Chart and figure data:
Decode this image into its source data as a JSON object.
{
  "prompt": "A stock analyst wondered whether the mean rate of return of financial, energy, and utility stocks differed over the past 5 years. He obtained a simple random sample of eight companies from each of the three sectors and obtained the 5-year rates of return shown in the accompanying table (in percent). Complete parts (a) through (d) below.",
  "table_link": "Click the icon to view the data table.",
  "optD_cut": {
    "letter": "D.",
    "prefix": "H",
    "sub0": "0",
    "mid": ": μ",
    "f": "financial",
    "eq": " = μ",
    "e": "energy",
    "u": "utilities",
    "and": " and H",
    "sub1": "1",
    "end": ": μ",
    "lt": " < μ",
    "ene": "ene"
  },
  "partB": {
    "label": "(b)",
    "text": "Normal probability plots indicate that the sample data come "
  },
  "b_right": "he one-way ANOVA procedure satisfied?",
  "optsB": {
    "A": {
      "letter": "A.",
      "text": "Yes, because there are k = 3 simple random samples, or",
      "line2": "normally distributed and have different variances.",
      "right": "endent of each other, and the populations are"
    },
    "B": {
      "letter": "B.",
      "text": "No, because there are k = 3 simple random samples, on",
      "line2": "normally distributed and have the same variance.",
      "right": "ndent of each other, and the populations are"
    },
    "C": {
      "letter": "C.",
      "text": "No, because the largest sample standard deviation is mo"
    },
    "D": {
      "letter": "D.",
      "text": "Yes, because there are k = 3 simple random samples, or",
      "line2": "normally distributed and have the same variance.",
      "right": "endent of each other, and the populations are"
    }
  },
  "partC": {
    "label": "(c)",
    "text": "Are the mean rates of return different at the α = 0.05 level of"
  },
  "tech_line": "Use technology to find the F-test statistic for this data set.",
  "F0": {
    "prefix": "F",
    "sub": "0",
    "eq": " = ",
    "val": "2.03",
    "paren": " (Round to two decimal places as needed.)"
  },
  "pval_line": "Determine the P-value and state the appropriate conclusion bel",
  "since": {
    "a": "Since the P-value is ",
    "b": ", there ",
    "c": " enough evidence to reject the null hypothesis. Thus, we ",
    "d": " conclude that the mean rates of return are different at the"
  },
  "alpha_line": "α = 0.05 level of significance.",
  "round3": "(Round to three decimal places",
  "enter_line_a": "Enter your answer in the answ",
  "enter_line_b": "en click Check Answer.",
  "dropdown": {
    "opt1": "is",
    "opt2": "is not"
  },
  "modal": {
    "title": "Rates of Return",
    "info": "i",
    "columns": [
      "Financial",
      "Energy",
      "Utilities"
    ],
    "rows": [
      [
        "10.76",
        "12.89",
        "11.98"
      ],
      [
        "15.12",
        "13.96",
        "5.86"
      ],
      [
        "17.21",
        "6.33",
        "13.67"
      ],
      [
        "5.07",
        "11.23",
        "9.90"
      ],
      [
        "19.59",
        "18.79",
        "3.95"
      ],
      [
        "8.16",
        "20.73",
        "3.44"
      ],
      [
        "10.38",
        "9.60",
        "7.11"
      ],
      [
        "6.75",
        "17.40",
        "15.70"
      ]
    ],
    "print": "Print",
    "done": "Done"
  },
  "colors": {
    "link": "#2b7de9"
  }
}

- [Written exercise]: Retype all of the entries precisely as they are.

- [Output]:
Decode this image into its source data as a JSON object.
{
  "prompt": "A stock analyst wondered whether the mean rate of return of financial, energy, and utility stocks differed over the past 5 years. He obtained a simple random sample of eight companies from each of the three sectors and obtained the 5-year rates of return shown in the accompanying table (in percent). Complete parts (a) through (d) below.",
  "table_link": "Click the icon to view the data table.",
  "optD_cut": {
    "letter": "D.",
    "prefix": "H",
    "sub0": "0",
    "mid": ": μ",
    "f": "financial",
    "eq": " = μ",
    "e": "energy",
    "u": "utilities",
    "and": " and H",
    "sub1": "1",
    "end": ": μ",
    "lt": " < μ",
    "ene": "ene"
  },
  "partB": {
    "label": "(b)",
    "text": "Normal probability plots indicate that the sample data come "
  },
  "b_right": "he one-way ANOVA procedure satisfied?",
  "optsB": {
    "A": {
      "letter": "A.",
      "text": "Yes, because there are k = 3 simple random samples, or",
      "line2": "normally distributed and have different variances.",
      "right": "endent of each other, and the populations are"
    },
    "B": {
      "letter": "B.",
      "text": "No, because there are k = 3 simple random samples, on",
      "line2": "normally distributed and have the same variance.",
      "right": "ndent of each other, and the populations are"
    },
    "C": {
      "letter": "C.",
      "text": "No, because the largest sample standard deviation is mo"
    },
    "D": {
      "letter": "D.",
      "text": "Yes, because there are k = 3 simple random samples, or",
      "line2": "normally distributed and have the same variance.",
      "right": "endent of each other, and the populations are"
    }
  },
  "partC": {
    "label": "(c)",
    "text": "Are the mean rates of return different at the α = 0.05 level of"
  },
  "tech_line": "Use technology to find the F-test statistic for this data set.",
  "F0": {
    "prefix": "F",
    "sub": "0",
    "eq": " = ",
    "val": "2.03",
    "paren": " (Round to two decimal places as needed.)"
  },
  "pval_line": "Determine the P-value and state the appropriate conclusion bel",
  "since": {
    "a": "Since the P-value is ",
    "b": ", there ",
    "c": " enough evidence to reject the null hypothesis. Thus, we ",
    "d": " conclude that the mean rates of return are different at the"
  },
  "alpha_line": "α = 0.05 level of significance.",
  "round3": "(Round to three decimal places",
  "enter_line_a": "Enter your answer in the answ",
  "enter_line_b": "en click Check Answer.",
  "dropdown": {
    "opt1": "is",
    "opt2": "is not"
  },
  "modal": {
    "title": "Rates of Return",
    "info": "i",
    "columns": [
      "Financial",
      "Energy",
      "Utilities"
    ],
    "rows": [
      [
        "10.76",
        "12.89",
        "11.98"
      ],
      [
        "15.12",
        "13.96",
        "5.86"
      ],
      [
        "17.21",
        "6.33",
        "13.67"
      ],
      [
        "5.07",
        "11.23",
        "9.90"
      ],
      [
        "19.59",
        "18.79",
        "3.95"
      ],
      [
        "8.16",
        "20.73",
        "3.44"
      ],
      [
        "10.38",
        "9.60",
        "7.11"
      ],
      [
        "6.75",
        "17.40",
        "15.70"
      ]
    ],
    "print": "Print",
    "done": "Done"
  },
  "colors": {
    "link": "#2b7de9"
  }
}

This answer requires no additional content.